>>
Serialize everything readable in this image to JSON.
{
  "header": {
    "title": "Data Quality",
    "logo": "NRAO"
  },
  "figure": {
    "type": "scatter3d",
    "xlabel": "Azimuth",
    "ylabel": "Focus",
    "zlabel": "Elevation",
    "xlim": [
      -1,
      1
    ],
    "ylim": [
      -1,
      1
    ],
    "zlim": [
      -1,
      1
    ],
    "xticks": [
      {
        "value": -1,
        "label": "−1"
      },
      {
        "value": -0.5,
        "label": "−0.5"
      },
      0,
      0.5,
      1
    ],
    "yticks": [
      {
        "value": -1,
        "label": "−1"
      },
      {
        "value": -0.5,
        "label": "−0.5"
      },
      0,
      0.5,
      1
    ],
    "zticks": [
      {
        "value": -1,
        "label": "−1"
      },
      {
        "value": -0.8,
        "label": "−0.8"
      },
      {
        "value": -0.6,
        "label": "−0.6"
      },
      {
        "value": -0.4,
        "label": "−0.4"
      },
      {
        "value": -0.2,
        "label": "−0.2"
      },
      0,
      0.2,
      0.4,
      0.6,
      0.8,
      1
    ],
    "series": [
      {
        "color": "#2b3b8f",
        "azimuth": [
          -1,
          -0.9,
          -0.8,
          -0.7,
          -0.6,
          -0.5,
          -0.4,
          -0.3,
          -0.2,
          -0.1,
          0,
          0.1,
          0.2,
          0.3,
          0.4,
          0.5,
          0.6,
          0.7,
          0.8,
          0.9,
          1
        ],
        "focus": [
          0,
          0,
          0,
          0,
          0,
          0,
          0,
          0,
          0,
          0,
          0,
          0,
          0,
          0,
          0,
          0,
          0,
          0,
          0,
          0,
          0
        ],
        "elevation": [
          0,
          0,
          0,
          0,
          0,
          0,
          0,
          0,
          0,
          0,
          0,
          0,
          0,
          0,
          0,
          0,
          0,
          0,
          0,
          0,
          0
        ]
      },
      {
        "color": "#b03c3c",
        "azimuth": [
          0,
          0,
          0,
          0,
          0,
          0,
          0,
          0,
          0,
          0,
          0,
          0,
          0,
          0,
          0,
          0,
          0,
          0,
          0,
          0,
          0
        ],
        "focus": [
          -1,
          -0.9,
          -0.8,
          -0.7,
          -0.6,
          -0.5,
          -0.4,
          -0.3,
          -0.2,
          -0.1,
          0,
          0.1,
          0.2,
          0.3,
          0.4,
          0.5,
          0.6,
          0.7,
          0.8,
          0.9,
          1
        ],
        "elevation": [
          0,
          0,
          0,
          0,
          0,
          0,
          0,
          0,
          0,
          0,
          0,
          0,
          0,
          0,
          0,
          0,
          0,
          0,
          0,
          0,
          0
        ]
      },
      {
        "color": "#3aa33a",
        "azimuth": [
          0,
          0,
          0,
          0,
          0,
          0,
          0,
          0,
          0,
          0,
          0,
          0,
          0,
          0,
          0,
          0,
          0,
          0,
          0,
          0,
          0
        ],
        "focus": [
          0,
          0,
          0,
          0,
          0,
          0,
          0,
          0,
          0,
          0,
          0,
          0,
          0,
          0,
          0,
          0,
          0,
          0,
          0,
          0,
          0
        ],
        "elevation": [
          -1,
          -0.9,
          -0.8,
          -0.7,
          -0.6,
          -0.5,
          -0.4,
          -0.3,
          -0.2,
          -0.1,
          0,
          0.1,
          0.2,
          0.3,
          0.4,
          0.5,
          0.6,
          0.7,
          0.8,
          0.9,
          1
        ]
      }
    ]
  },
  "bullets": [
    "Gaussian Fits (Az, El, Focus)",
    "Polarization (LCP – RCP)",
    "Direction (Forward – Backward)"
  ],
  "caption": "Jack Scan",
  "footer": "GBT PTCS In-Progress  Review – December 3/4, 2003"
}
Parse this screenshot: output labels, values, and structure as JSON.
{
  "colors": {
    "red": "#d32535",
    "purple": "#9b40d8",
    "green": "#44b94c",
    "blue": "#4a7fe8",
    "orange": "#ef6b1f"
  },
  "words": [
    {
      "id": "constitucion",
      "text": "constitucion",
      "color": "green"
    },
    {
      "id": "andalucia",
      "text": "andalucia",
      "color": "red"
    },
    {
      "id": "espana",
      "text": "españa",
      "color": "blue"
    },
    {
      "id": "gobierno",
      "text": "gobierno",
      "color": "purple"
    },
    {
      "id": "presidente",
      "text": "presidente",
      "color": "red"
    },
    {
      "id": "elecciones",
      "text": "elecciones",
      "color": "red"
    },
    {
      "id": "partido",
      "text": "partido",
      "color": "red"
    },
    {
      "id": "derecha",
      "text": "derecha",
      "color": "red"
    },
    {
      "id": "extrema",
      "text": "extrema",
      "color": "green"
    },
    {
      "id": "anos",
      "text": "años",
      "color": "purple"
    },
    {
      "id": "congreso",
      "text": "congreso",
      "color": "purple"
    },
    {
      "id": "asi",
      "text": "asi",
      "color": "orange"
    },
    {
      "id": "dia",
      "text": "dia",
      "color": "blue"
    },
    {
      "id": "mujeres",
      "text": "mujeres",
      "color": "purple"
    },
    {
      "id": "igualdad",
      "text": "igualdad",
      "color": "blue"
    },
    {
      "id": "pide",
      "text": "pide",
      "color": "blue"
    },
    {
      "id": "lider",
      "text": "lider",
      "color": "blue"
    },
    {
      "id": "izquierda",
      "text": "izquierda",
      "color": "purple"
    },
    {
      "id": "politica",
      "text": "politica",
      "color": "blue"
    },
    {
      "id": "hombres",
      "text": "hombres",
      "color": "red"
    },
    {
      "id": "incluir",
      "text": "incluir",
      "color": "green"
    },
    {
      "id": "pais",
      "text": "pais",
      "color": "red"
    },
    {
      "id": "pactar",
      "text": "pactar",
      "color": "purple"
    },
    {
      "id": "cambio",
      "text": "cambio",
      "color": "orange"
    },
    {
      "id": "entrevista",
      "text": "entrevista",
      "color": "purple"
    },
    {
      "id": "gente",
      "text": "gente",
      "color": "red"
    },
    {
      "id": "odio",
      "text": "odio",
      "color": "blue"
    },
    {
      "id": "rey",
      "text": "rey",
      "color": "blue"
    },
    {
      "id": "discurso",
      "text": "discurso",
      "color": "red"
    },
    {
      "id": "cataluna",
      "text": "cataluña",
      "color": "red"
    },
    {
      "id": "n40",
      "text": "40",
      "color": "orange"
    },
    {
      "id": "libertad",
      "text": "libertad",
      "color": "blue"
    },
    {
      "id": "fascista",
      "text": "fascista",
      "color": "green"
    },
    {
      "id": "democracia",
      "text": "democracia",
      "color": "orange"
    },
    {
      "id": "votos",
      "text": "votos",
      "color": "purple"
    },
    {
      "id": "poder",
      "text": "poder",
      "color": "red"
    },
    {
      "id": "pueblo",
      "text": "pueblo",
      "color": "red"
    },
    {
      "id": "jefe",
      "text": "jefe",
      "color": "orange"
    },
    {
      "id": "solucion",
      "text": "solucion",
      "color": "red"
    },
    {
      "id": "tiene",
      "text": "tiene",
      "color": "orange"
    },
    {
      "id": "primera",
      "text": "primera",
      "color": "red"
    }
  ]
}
<<
## YOUR OBJECTIVE
Reproduce every line above without error.

## THE SOLUTION
Serialize everything readable in this image to JSON.
{
  "header": {
    "title": "Data Quality",
    "logo": "NRAO"
  },
  "figure": {
    "type": "scatter3d",
    "xlabel": "Azimuth",
    "ylabel": "Focus",
    "zlabel": "Elevation",
    "xlim": [
      -1,
      1
    ],
    "ylim": [
      -1,
      1
    ],
    "zlim": [
      -1,
      1
    ],
    "xticks": [
      {
        "value": -1,
        "label": "−1"
      },
      {
        "value": -0.5,
        "label": "−0.5"
      },
      0,
      0.5,
      1
    ],
    "yticks": [
      {
        "value": -1,
        "label": "−1"
      },
      {
        "value": -0.5,
        "label": "−0.5"
      },
      0,
      0.5,
      1
    ],
    "zticks": [
      {
        "value": -1,
        "label": "−1"
      },
      {
        "value": -0.8,
        "label": "−0.8"
      },
      {
        "value": -0.6,
        "label": "−0.6"
      },
      {
        "value": -0.4,
        "label": "−0.4"
      },
      {
        "value": -0.2,
        "label": "−0.2"
      },
      0,
      0.2,
      0.4,
      0.6,
      0.8,
      1
    ],
    "series": [
      {
        "color": "#2b3b8f",
        "azimuth": [
          -1,
          -0.9,
          -0.8,
          -0.7,
          -0.6,
          -0.5,
          -0.4,
          -0.3,
          -0.2,
          -0.1,
          0,
          0.1,
          0.2,
          0.3,
          0.4,
          0.5,
          0.6,
          0.7,
          0.8,
          0.9,
          1
        ],
        "focus": [
          0,
          0,
          0,
          0,
          0,
          0,
          0,
          0,
          0,
          0,
          0,
          0,
          0,
          0,
          0,
          0,
          0,
          0,
          0,
          0,
          0
        ],
        "elevation": [
          0,
          0,
          0,
          0,
          0,
          0,
          0,
          0,
          0,
          0,
          0,
          0,
          0,
          0,
          0,
          0,
          0,
          0,
          0,
          0,
          0
        ]
      },
      {
        "color": "#b03c3c",
        "azimuth": [
          0,
          0,
          0,
          0,
          0,
          0,
          0,
          0,
          0,
          0,
          0,
          0,
          0,
          0,
          0,
          0,
          0,
          0,
          0,
          0,
          0
        ],
        "focus": [
          -1,
          -0.9,
          -0.8,
          -0.7,
          -0.6,
          -0.5,
          -0.4,
          -0.3,
          -0.2,
          -0.1,
          0,
          0.1,
          0.2,
          0.3,
          0.4,
          0.5,
          0.6,
          0.7,
          0.8,
          0.9,
          1
        ],
        "elevation": [
          0,
          0,
          0,
          0,
          0,
          0,
          0,
          0,
          0,
          0,
          0,
          0,
          0,
          0,
          0,
          0,
          0,
          0,
          0,
          0,
          0
        ]
      },
      {
        "color": "#3aa33a",
        "azimuth": [
          0,
          0,
          0,
          0,
          0,
          0,
          0,
          0,
          0,
          0,
          0,
          0,
          0,
          0,
          0,
          0,
          0,
          0,
          0,
          0,
          0
        ],
        "focus": [
          0,
          0,
          0,
          0,
          0,
          0,
          0,
          0,
          0,
          0,
          0,
          0,
          0,
          0,
          0,
          0,
          0,
          0,
          0,
          0,
          0
        ],
        "elevation": [
          -1,
          -0.9,
          -0.8,
          -0.7,
          -0.6,
          -0.5,
          -0.4,
          -0.3,
          -0.2,
          -0.1,
          0,
          0.1,
          0.2,
          0.3,
          0.4,
          0.5,
          0.6,
          0.7,
          0.8,
          0.9,
          1
        ]
      }
    ]
  },
  "bullets": [
    "Gaussian Fits (Az, El, Focus)",
    "Polarization (LCP – RCP)",
    "Direction (Forward – Backward)"
  ],
  "caption": "Jack Scan",
  "footer": "GBT PTCS In-Progress  Review – December 3/4, 2003"
}
Parse this screenshot: output labels, values, and structure as JSON.
{
  "colors": {
    "red": "#d32535",
    "purple": "#9b40d8",
    "green": "#44b94c",
    "blue": "#4a7fe8",
    "orange": "#ef6b1f"
  },
  "words": [
    {
      "id": "constitucion",
      "text": "constitucion",
      "color": "green"
    },
    {
      "id": "andalucia",
      "text": "andalucia",
      "color": "red"
    },
    {
      "id": "espana",
      "text": "españa",
      "color": "blue"
    },
    {
      "id": "gobierno",
      "text": "gobierno",
      "color": "purple"
    },
    {
      "id": "presidente",
      "text": "presidente",
      "color": "red"
    },
    {
      "id": "elecciones",
      "text": "elecciones",
      "color": "red"
    },
    {
      "id": "partido",
      "text": "partido",
      "color": "red"
    },
    {
      "id": "derecha",
      "text": "derecha",
      "color": "red"
    },
    {
      "id": "extrema",
      "text": "extrema",
      "color": "green"
    },
    {
      "id": "anos",
      "text": "años",
      "color": "purple"
    },
    {
      "id": "congreso",
      "text": "congreso",
      "color": "purple"
    },
    {
      "id": "asi",
      "text": "asi",
      "color": "orange"
    },
    {
      "id": "dia",
      "text": "dia",
      "color": "blue"
    },
    {
      "id": "mujeres",
      "text": "mujeres",
      "color": "purple"
    },
    {
      "id": "igualdad",
      "text": "igualdad",
      "color": "blue"
    },
    {
      "id": "pide",
      "text": "pide",
      "color": "blue"
    },
    {
      "id": "lider",
      "text": "lider",
      "color": "blue"
    },
    {
      "id": "izquierda",
      "text": "izquierda",
      "color": "purple"
    },
    {
      "id": "politica",
      "text": "politica",
      "color": "blue"
    },
    {
      "id": "hombres",
      "text": "hombres",
      "color": "red"
    },
    {
      "id": "incluir",
      "text": "incluir",
      "color": "green"
    },
    {
      "id": "pais",
      "text": "pais",
      "color": "red"
    },
    {
      "id": "pactar",
      "text": "pactar",
      "color": "purple"
    },
    {
      "id": "cambio",
      "text": "cambio",
      "color": "orange"
    },
    {
      "id": "entrevista",
      "text": "entrevista",
      "color": "purple"
    },
    {
      "id": "gente",
      "text": "gente",
      "color": "red"
    },
    {
      "id": "odio",
      "text": "odio",
      "color": "blue"
    },
    {
      "id": "rey",
      "text": "rey",
      "color": "blue"
    },
    {
      "id": "discurso",
      "text": "discurso",
      "color": "red"
    },
    {
      "id": "cataluna",
      "text": "cataluña",
      "color": "red"
    },
    {
      "id": "n40",
      "text": "40",
      "color": "orange"
    },
    {
      "id": "libertad",
      "text": "libertad",
      "color": "blue"
    },
    {
      "id": "fascista",
      "text": "fascista",
      "color": "green"
    },
    {
      "id": "democracia",
      "text": "democracia",
      "color": "orange"
    },
    {
      "id": "votos",
      "text": "votos",
      "color": "purple"
    },
    {
      "id": "poder",
      "text": "poder",
      "color": "red"
    },
    {
      "id": "pueblo",
      "text": "pueblo",
      "color": "red"
    },
    {
      "id": "jefe",
      "text": "jefe",
      "color": "orange"
    },
    {
      "id": "solucion",
      "text": "solucion",
      "color": "red"
    },
    {
      "id": "tiene",
      "text": "tiene",
      "color": "orange"
    },
    {
      "id": "primera",
      "text": "primera",
      "color": "red"
    }
  ]
}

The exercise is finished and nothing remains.